--- SUPPLIED DATA ---
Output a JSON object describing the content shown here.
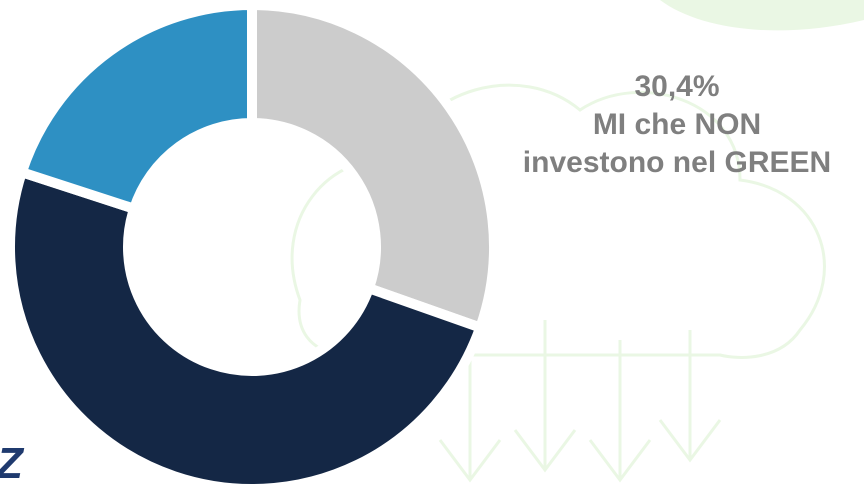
{
  "chart_data": {
    "type": "pie",
    "donut": true,
    "slices": [
      {
        "value": 30.4,
        "color": "#cccccc"
      },
      {
        "value": 49.6,
        "color": "#142745"
      },
      {
        "value": 20.0,
        "color": "#2e90c3"
      }
    ],
    "annotation": {
      "value_label": "30,4%",
      "line1": "MI che NON",
      "line2": "investono nel GREEN"
    }
  },
  "colors": {
    "background_art": "#eaf7e4",
    "annotation_text": "#7f7f7f",
    "corner_glyph": "#1f3a6e"
  },
  "corner_glyph": "Z"
}
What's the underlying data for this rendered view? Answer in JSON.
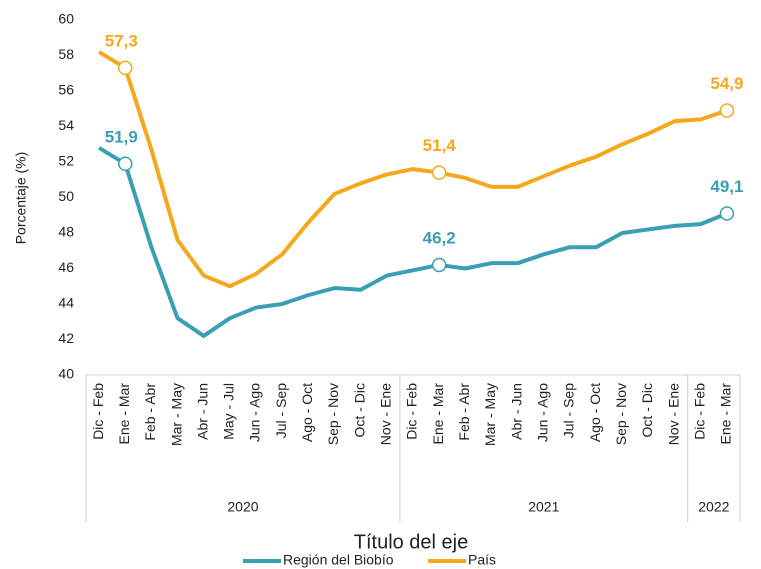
{
  "chart_data": {
    "type": "line",
    "x_title": "Título del eje",
    "y_title": "Porcentaje (%)",
    "categories": [
      "Dic - Feb",
      "Ene - Mar",
      "Feb - Abr",
      "Mar - May",
      "Abr - Jun",
      "May - Jul",
      "Jun - Ago",
      "Jul - Sep",
      "Ago - Oct",
      "Sep - Nov",
      "Oct - Dic",
      "Nov - Ene",
      "Dic - Feb",
      "Ene - Mar",
      "Feb - Abr",
      "Mar - May",
      "Abr - Jun",
      "Jun - Ago",
      "Jul - Sep",
      "Ago - Oct",
      "Sep - Nov",
      "Oct - Dic",
      "Nov - Ene",
      "Dic - Feb",
      "Ene - Mar"
    ],
    "x_groups": [
      {
        "label": "2020",
        "size": 12
      },
      {
        "label": "2021",
        "size": 11
      },
      {
        "label": "2022",
        "size": 2
      }
    ],
    "series": [
      {
        "name": "Región del Biobío",
        "color": "#3a9fb5",
        "values": [
          52.8,
          51.9,
          47.2,
          43.2,
          42.2,
          43.2,
          43.8,
          44.0,
          44.5,
          44.9,
          44.8,
          45.6,
          45.9,
          46.2,
          46.0,
          46.3,
          46.3,
          46.8,
          47.2,
          47.2,
          48.0,
          48.2,
          48.4,
          48.5,
          49.1
        ],
        "value_labels": [
          null,
          "51,9",
          null,
          null,
          null,
          null,
          null,
          null,
          null,
          null,
          null,
          null,
          null,
          "46,2",
          null,
          null,
          null,
          null,
          null,
          null,
          null,
          null,
          null,
          null,
          "49,1"
        ]
      },
      {
        "name": "País",
        "color": "#f5a81c",
        "values": [
          58.2,
          57.3,
          52.7,
          47.6,
          45.6,
          45.0,
          45.7,
          46.8,
          48.6,
          50.2,
          50.8,
          51.3,
          51.6,
          51.4,
          51.1,
          50.6,
          50.6,
          51.2,
          51.8,
          52.3,
          53.0,
          53.6,
          54.3,
          54.4,
          54.9
        ],
        "value_labels": [
          null,
          "57,3",
          null,
          null,
          null,
          null,
          null,
          null,
          null,
          null,
          null,
          null,
          null,
          "51,4",
          null,
          null,
          null,
          null,
          null,
          null,
          null,
          null,
          null,
          null,
          "54,9"
        ]
      }
    ],
    "ylim": [
      40,
      60
    ],
    "yticks": [
      40,
      42,
      44,
      46,
      48,
      50,
      52,
      54,
      56,
      58,
      60
    ],
    "grid": false,
    "legend": "bottom"
  }
}
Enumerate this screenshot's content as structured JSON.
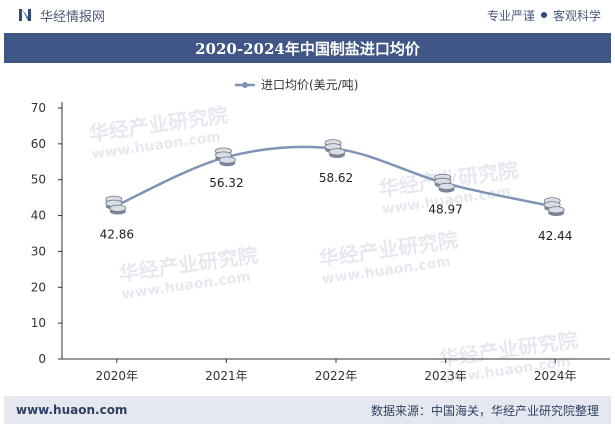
{
  "header": {
    "brand": "华经情报网",
    "tag1": "专业严谨",
    "tag2": "客观科学"
  },
  "title": "2020-2024年中国制盐进口均价",
  "watermark": "华经产业研究院",
  "watermark_url": "www.huaon.com",
  "footer": {
    "site": "www.huaon.com",
    "source": "数据来源：中国海关，华经产业研究院整理"
  },
  "colors": {
    "title_bg": "#3f5687",
    "line": "#7f93b4",
    "axis": "#333333",
    "footer_bg": "#e5e8ee"
  },
  "chart_data": {
    "type": "line",
    "categories": [
      "2020年",
      "2021年",
      "2022年",
      "2023年",
      "2024年"
    ],
    "series": [
      {
        "name": "进口均价(美元/吨)",
        "values": [
          42.86,
          56.32,
          58.62,
          48.97,
          42.44
        ]
      }
    ],
    "ylim": [
      0,
      70
    ],
    "yticks": [
      0,
      10,
      20,
      30,
      40,
      50,
      60,
      70
    ],
    "legend_position": "top-center",
    "grid": false,
    "marker": "coin-stack-icon"
  }
}
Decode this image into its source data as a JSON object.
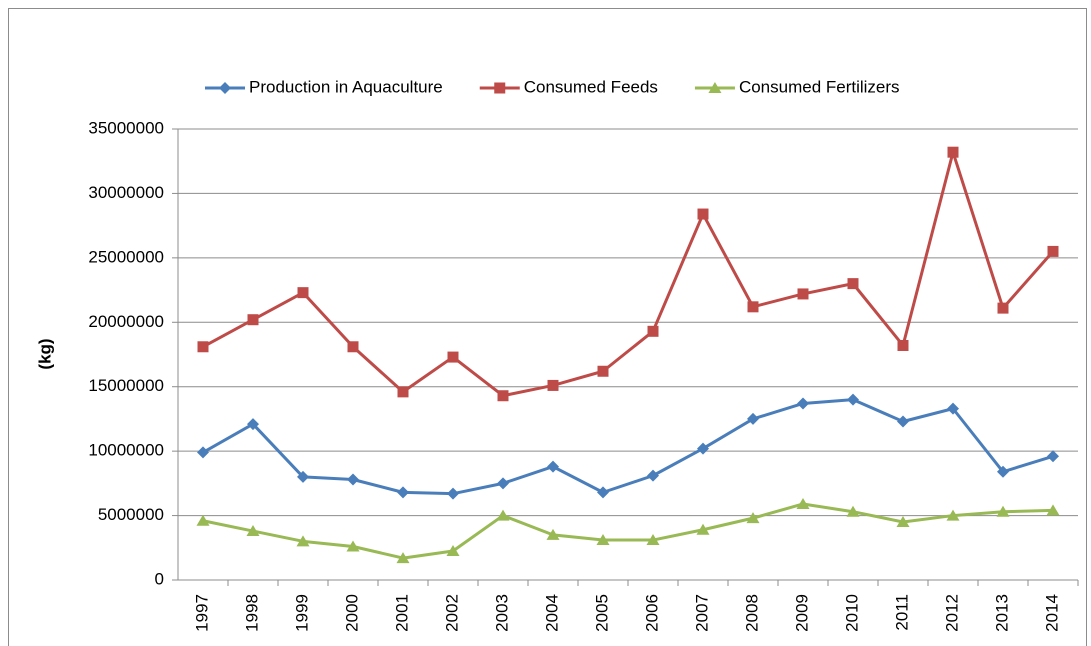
---
*TO DO*
Without the pictures, write out all of the material exactly.

*WRITTEN RESPONSE*
Output a JSON object describing the content shown here.
{
  "chart_data": {
    "type": "pie",
    "donut": true,
    "slices": [
      {
        "value": 30.4,
        "color": "#cccccc"
      },
      {
        "value": 49.6,
        "color": "#142745"
      },
      {
        "value": 20.0,
        "color": "#2e90c3"
      }
    ],
    "annotation": {
      "value_label": "30,4%",
      "line1": "MI che NON",
      "line2": "investono nel GREEN"
    }
  },
  "colors": {
    "background_art": "#eaf7e4",
    "annotation_text": "#7f7f7f",
    "corner_glyph": "#1f3a6e"
  },
  "corner_glyph": "Z"
}
What's the underlying data for this rendered view? Answer in JSON.
{
  "chart_data": {
    "type": "line",
    "x_title": "Título del eje",
    "y_title": "Porcentaje (%)",
    "categories": [
      "Dic - Feb",
      "Ene - Mar",
      "Feb - Abr",
      "Mar - May",
      "Abr - Jun",
      "May - Jul",
      "Jun - Ago",
      "Jul - Sep",
      "Ago - Oct",
      "Sep - Nov",
      "Oct - Dic",
      "Nov - Ene",
      "Dic - Feb",
      "Ene - Mar",
      "Feb - Abr",
      "Mar - May",
      "Abr - Jun",
      "Jun - Ago",
      "Jul - Sep",
      "Ago - Oct",
      "Sep - Nov",
      "Oct - Dic",
      "Nov - Ene",
      "Dic - Feb",
      "Ene - Mar"
    ],
    "x_groups": [
      {
        "label": "2020",
        "size": 12
      },
      {
        "label": "2021",
        "size": 11
      },
      {
        "label": "2022",
        "size": 2
      }
    ],
    "series": [
      {
        "name": "Región del Biobío",
        "color": "#3a9fb5",
        "values": [
          52.8,
          51.9,
          47.2,
          43.2,
          42.2,
          43.2,
          43.8,
          44.0,
          44.5,
          44.9,
          44.8,
          45.6,
          45.9,
          46.2,
          46.0,
          46.3,
          46.3,
          46.8,
          47.2,
          47.2,
          48.0,
          48.2,
          48.4,
          48.5,
          49.1
        ],
        "value_labels": [
          null,
          "51,9",
          null,
          null,
          null,
          null,
          null,
          null,
          null,
          null,
          null,
          null,
          null,
          "46,2",
          null,
          null,
          null,
          null,
          null,
          null,
          null,
          null,
          null,
          null,
          "49,1"
        ]
      },
      {
        "name": "País",
        "color": "#f5a81c",
        "values": [
          58.2,
          57.3,
          52.7,
          47.6,
          45.6,
          45.0,
          45.7,
          46.8,
          48.6,
          50.2,
          50.8,
          51.3,
          51.6,
          51.4,
          51.1,
          50.6,
          50.6,
          51.2,
          51.8,
          52.3,
          53.0,
          53.6,
          54.3,
          54.4,
          54.9
        ],
        "value_labels": [
          null,
          "57,3",
          null,
          null,
          null,
          null,
          null,
          null,
          null,
          null,
          null,
          null,
          null,
          "51,4",
          null,
          null,
          null,
          null,
          null,
          null,
          null,
          null,
          null,
          null,
          "54,9"
        ]
      }
    ],
    "ylim": [
      40,
      60
    ],
    "yticks": [
      40,
      42,
      44,
      46,
      48,
      50,
      52,
      54,
      56,
      58,
      60
    ],
    "grid": false,
    "legend": "bottom"
  }
}
Enumerate this screenshot's content as structured JSON.
{
  "header": {
    "brand": "华经情报网",
    "tag1": "专业严谨",
    "tag2": "客观科学"
  },
  "title": "2020-2024年中国制盐进口均价",
  "watermark": "华经产业研究院",
  "watermark_url": "www.huaon.com",
  "footer": {
    "site": "www.huaon.com",
    "source": "数据来源：中国海关，华经产业研究院整理"
  },
  "colors": {
    "title_bg": "#3f5687",
    "line": "#7f93b4",
    "axis": "#333333",
    "footer_bg": "#e5e8ee"
  },
  "chart_data": {
    "type": "line",
    "categories": [
      "2020年",
      "2021年",
      "2022年",
      "2023年",
      "2024年"
    ],
    "series": [
      {
        "name": "进口均价(美元/吨)",
        "values": [
          42.86,
          56.32,
          58.62,
          48.97,
          42.44
        ]
      }
    ],
    "ylim": [
      0,
      70
    ],
    "yticks": [
      0,
      10,
      20,
      30,
      40,
      50,
      60,
      70
    ],
    "legend_position": "top-center",
    "grid": false,
    "marker": "coin-stack-icon"
  }
}
Decode this image into its source data as a JSON object.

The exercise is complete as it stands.